§ What the exercise asks
Count every line in the entries that contains "rękopisów". Report that count alone.

§ Supplied material
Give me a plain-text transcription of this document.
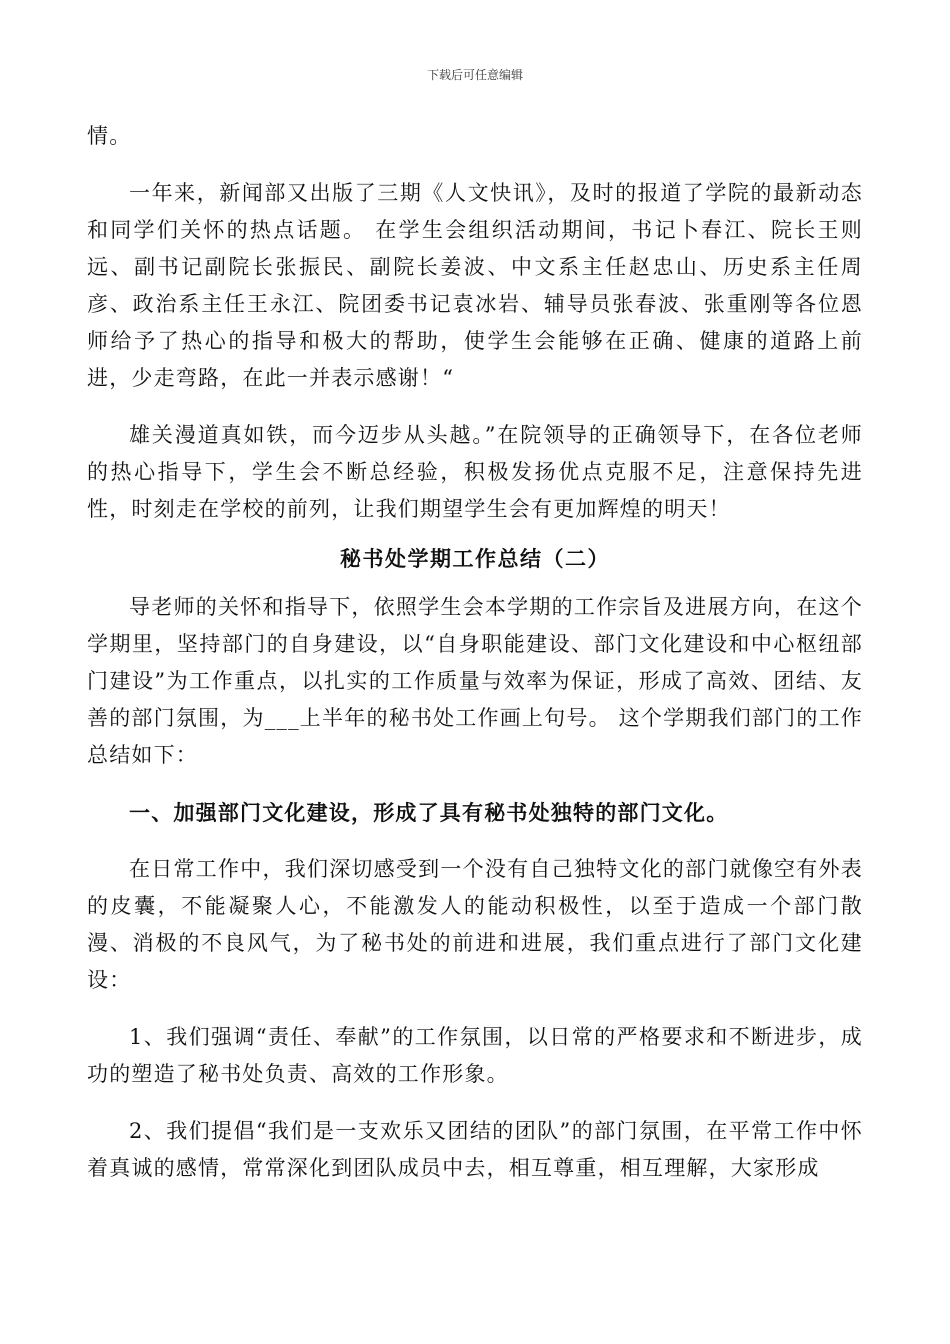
下载后可任意编辑

情。

一年来，新闻部又出版了三期《人文快讯》，及时的报道了学院的最新动态和同学们关怀的热点话题。 在学生会组织活动期间，书记卜春江、院长王则远、副书记副院长张振民、副院长姜波、中文系主任赵忠山、历史系主任周彦、政治系主任王永江、院团委书记袁冰岩、辅导员张春波、张重刚等各位恩师给予了热心的指导和极大的帮助，使学生会能够在正确、健康的道路上前进，少走弯路，在此一并表示感谢！“

雄关漫道真如铁，而今迈步从头越。”在院领导的正确领导下，在各位老师的热心指导下，学生会不断总经验，积极发扬优点克服不足，注意保持先进性，时刻走在学校的前列，让我们期望学生会有更加辉煌的明天！

秘书处学期工作总结（二）

导老师的关怀和指导下，依照学生会本学期的工作宗旨及进展方向，在这个学期里，坚持部门的自身建设，以“自身职能建设、部门文化建设和中心枢纽部门建设”为工作重点，以扎实的工作质量与效率为保证，形成了高效、团结、友善的部门氛围，为___上半年的秘书处工作画上句号。 这个学期我们部门的工作总结如下：

一、加强部门文化建设，形成了具有秘书处独特的部门文化。

在日常工作中，我们深切感受到一个没有自己独特文化的部门就像空有外表的皮囊，不能凝聚人心，不能激发人的能动积极性，以至于造成一个部门散漫、消极的不良风气，为了秘书处的前进和进展，我们重点进行了部门文化建设：

1、我们强调“责任、奉献”的工作氛围，以日常的严格要求和不断进步，成功的塑造了秘书处负责、高效的工作形象。

2、我们提倡“我们是一支欢乐又团结的团队”的部门氛围，在平常工作中怀着真诚的感情，常常深化到团队成员中去，相互尊重，相互理解，大家形成
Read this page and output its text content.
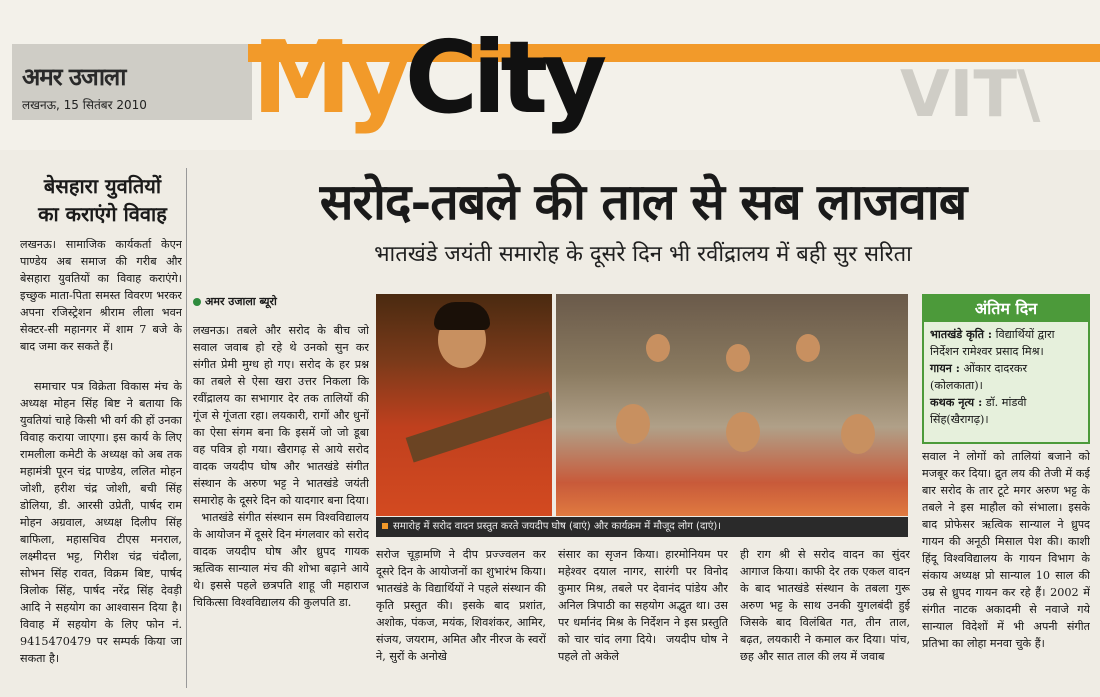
अमर उजाला
लखनऊ, 15 सितंबर 2010 MyCity	VIT\
बेसहारा युवतियों
का कराएंगे विवाह
लखनऊ। सामाजिक कार्यकर्ता केएन पाण्डेय अब समाज की गरीब और बेसहारा युवतियों का विवाह कराएंगे। इच्छुक माता-पिता समस्त विवरण भरकर अपना रजिस्ट्रेशन श्रीराम लीला भवन सेक्टर-सी महानगर में शाम 7 बजे के बाद जमा कर सकते हैं।
समाचार पत्र विक्रेता विकास मंच के अध्यक्ष मोहन सिंह बिष्ट ने बताया कि युवतियां चाहे किसी भी वर्ग की हों उनका विवाह कराया जाएगा। इस कार्य के लिए रामलीला कमेटी के अध्यक्ष को अब तक महामंत्री पूरन चंद्र पाण्डेय, ललित मोहन जोशी, हरीश चंद्र जोशी, बची सिंह डोलिया, डी. आरसी उप्रेती, पार्षद राम मोहन अग्रवाल, अध्यक्ष दिलीप सिंह बाफिला, महासचिव टीएस मनराल, लक्ष्मीदत्त भट्ट, गिरीश चंद्र चंदौला, सोभन सिंह रावत, विक्रम बिष्ट, पार्षद त्रिलोक सिंह, पार्षद नरेंद्र सिंह देवड़ी आदि ने सहयोग का आश्वासन दिया है। विवाह में सहयोग के लिए फोन नं. 9415470479 पर सम्पर्क किया जा सकता है।
सरोद-तबले की ताल से सब लाजवाब
भातखंडे जयंती समारोह के दूसरे दिन भी रवींद्रालय में बही सुर सरिता
अमर उजाला ब्यूरो
लखनऊ। तबले और सरोद के बीच जो सवाल जवाब हो रहे थे उनको सुन कर संगीत प्रेमी मुग्ध हो गए। सरोद के हर प्रश्न का तबले से ऐसा खरा उत्तर निकला कि रवींद्रालय का सभागार देर तक तालियों की गूंज से गूंजता रहा। लयकारी, रागों और धुनों का ऐसा संगम बना कि इसमें जो जो डूबा वह पवित्र हो गया। खैरागढ़ से आये सरोद वादक जयदीप घोष और भातखंडे संगीत संस्थान के अरुण भट्ट ने भातखंडे जयंती समारोह के दूसरे दिन को यादगार बना दिया।  भातखंडे संगीत संस्थान सम विश्वविद्यालय के आयोजन में दूसरे दिन मंगलवार को सरोद वादक जयदीप घोष और ध्रुपद गायक ऋत्विक सान्याल मंच की शोभा बढ़ाने आये थे। इससे पहले छत्रपति शाहू जी महाराज चिकित्सा विश्वविद्यालय की कुलपति डा.
समारोह में सरोद वादन प्रस्तुत करते जयदीप घोष (बाएं) और कार्यक्रम में मौजूद लोग (दाएं)।
सरोज चूड़ामणि ने दीप प्रज्ज्वलन कर दूसरे दिन के आयोजनों का शुभारंभ किया। भातखंडे के विद्यार्थियों ने पहले संस्थान की कृति प्रस्तुत की। इसके बाद प्रशांत, अशोक, पंकज, मयंक, शिवशंकर, आमिर, संजय, जयराम, अमित और नीरज के स्वरों ने, सुरों के अनोखे
संसार का सृजन किया। हारमोनियम पर महेश्वर दयाल नागर, सारंगी पर विनोद कुमार मिश्र, तबले पर देवानंद पांडेय और अनिल त्रिपाठी का सहयोग अद्भुत था। उस पर धर्मानंद मिश्र के निर्देशन ने इस प्रस्तुति को चार चांद लगा दिये।  जयदीप घोष ने पहले तो अकेले
ही राग श्री से सरोद वादन का सुंदर आगाज किया। काफी देर तक एकल वादन के बाद भातखंडे संस्थान के तबला गुरू अरुण भट्ट के साथ उनकी युगलबंदी हुई जिसके बाद विलंबित गत, तीन ताल, बढ़त, लयकारी ने कमाल कर दिया। पांच, छह और सात ताल की लय में जवाब
अंतिम दिन
भातखंडे कृति : विद्यार्थियों द्वारा निर्देशन रामेश्वर प्रसाद मिश्र।
गायन : ओंकार दादरकर (कोलकाता)।
कथक नृत्य : डॉ. मांडवी सिंह(खैरागढ़)।
सवाल ने लोगों को तालियां बजाने को मजबूर कर दिया। द्रुत लय की तेजी में कई बार सरोद के तार टूटे मगर अरुण भट्ट के तबले ने इस माहौल को संभाला। इसके बाद प्रोफेसर ऋत्विक सान्याल ने ध्रुपद गायन की अनूठी मिसाल पेश की। काशी हिंदू विश्वविद्यालय के गायन विभाग के संकाय अध्यक्ष प्रो सान्याल 10 साल की उम्र से ध्रुपद गायन कर रहे हैं। 2002 में संगीत नाटक अकादमी से नवाजे गये सान्याल विदेशों में भी अपनी संगीत प्रतिभा का लोहा मनवा चुके हैं।
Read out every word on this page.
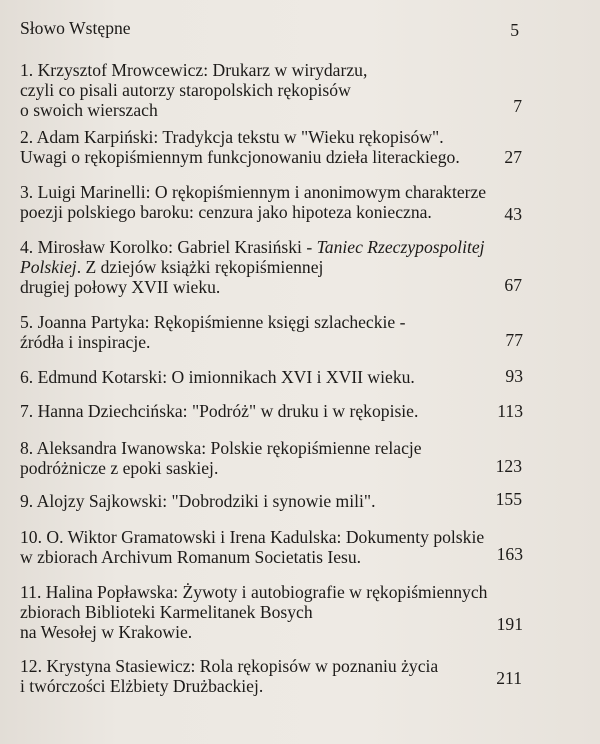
Słowo Wstępne	5
1. Krzysztof Mrowcewicz: Drukarz w wirydarzu,
czyli co pisali autorzy staropolskich rękopisów
o swoich wierszach	7
2. Adam Karpiński: Tradykcja tekstu w "Wieku rękopisów".
Uwagi o rękopiśmiennym funkcjonowaniu dzieła literackiego.	27
3. Luigi Marinelli: O rękopiśmiennym i anonimowym charakterze
poezji polskiego baroku: cenzura jako hipoteza konieczna.	43
4. Mirosław Korolko: Gabriel Krasiński - Taniec Rzeczypospolitej
Polskiej. Z dziejów książki rękopiśmiennej
drugiej połowy XVII wieku.	67
5. Joanna Partyka: Rękopiśmienne księgi szlacheckie -
źródła i inspiracje.	77
6. Edmund Kotarski: O imionnikach XVI i XVII wieku.	93
7. Hanna Dziechcińska: "Podróż" w druku i w rękopisie.	113
8. Aleksandra Iwanowska: Polskie rękopiśmienne relacje
podróżnicze z epoki saskiej.	123
9. Alojzy Sajkowski: "Dobrodziki i synowie mili".	155
10. O. Wiktor Gramatowski i Irena Kadulska: Dokumenty polskie
w zbiorach Archivum Romanum Societatis Iesu.	163
11. Halina Popławska: Żywoty i autobiografie w rękopiśmiennych
zbiorach Biblioteki Karmelitanek Bosych
na Wesołej w Krakowie.	191
12. Krystyna Stasiewicz: Rola rękopisów w poznaniu życia
i twórczości Elżbiety Drużbackiej.	211
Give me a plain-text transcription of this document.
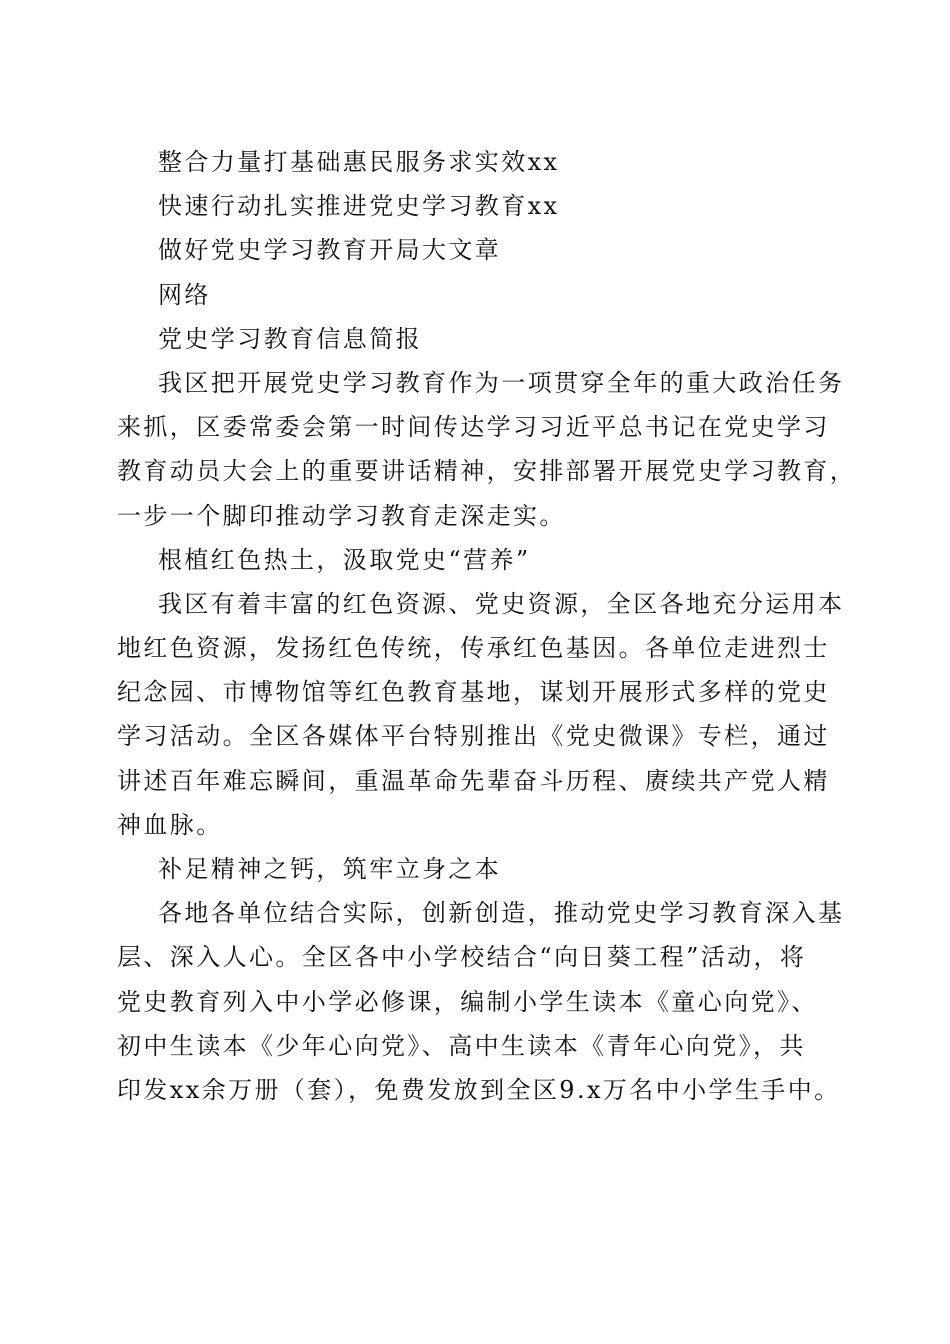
整合力量打基础惠民服务求实效xx
快速行动扎实推进党史学习教育xx
做好党史学习教育开局大文章
网络
党史学习教育信息简报
我区把开展党史学习教育作为一项贯穿全年的重大政治任务
来抓，区委常委会第一时间传达学习习近平总书记在党史学习
教育动员大会上的重要讲话精神，安排部署开展党史学习教育，
一步一个脚印推动学习教育走深走实。
根植红色热土，汲取党史“营养”
我区有着丰富的红色资源、党史资源，全区各地充分运用本
地红色资源，发扬红色传统，传承红色基因。各单位走进烈士
纪念园、市博物馆等红色教育基地，谋划开展形式多样的党史
学习活动。全区各媒体平台特别推出《党史微课》专栏，通过
讲述百年难忘瞬间，重温革命先辈奋斗历程、赓续共产党人精
神血脉。
补足精神之钙，筑牢立身之本
各地各单位结合实际，创新创造，推动党史学习教育深入基
层、深入人心。全区各中小学校结合“向日葵工程”活动，将
党史教育列入中小学必修课，编制小学生读本《童心向党》、
初中生读本《少年心向党》、高中生读本《青年心向党》，共
印发xx余万册（套），免费发放到全区9.x万名中小学生手中。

§ Solution for this exercise
3